Goal:
Tell how many lines contain the word "JSON". Reply with the number only.

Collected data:
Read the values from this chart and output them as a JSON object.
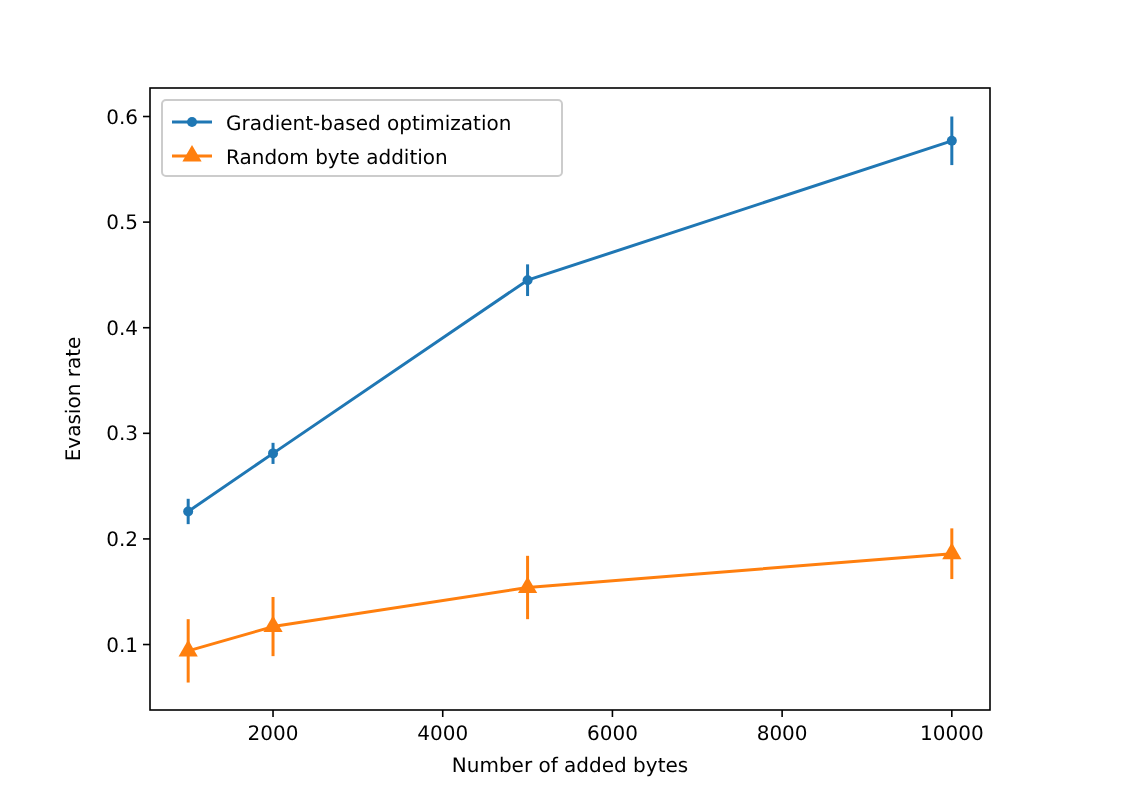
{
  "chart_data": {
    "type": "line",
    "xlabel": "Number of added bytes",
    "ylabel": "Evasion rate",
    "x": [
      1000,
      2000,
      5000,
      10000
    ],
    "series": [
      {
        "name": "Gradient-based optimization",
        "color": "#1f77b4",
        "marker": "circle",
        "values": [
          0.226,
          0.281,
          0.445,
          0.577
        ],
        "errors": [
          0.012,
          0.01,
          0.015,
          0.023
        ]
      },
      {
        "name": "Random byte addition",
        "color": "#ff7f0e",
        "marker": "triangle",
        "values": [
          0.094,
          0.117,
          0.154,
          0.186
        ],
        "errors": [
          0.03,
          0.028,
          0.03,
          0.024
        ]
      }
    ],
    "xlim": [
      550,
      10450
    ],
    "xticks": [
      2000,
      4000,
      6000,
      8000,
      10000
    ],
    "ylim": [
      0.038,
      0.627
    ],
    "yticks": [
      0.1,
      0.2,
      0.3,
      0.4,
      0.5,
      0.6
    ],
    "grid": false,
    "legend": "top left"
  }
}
--
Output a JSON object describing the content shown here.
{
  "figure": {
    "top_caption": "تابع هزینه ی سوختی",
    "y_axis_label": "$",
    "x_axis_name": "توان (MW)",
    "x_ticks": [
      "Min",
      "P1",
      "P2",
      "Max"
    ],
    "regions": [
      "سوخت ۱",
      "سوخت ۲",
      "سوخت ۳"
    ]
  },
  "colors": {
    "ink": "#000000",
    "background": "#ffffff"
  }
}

Exercise output:
2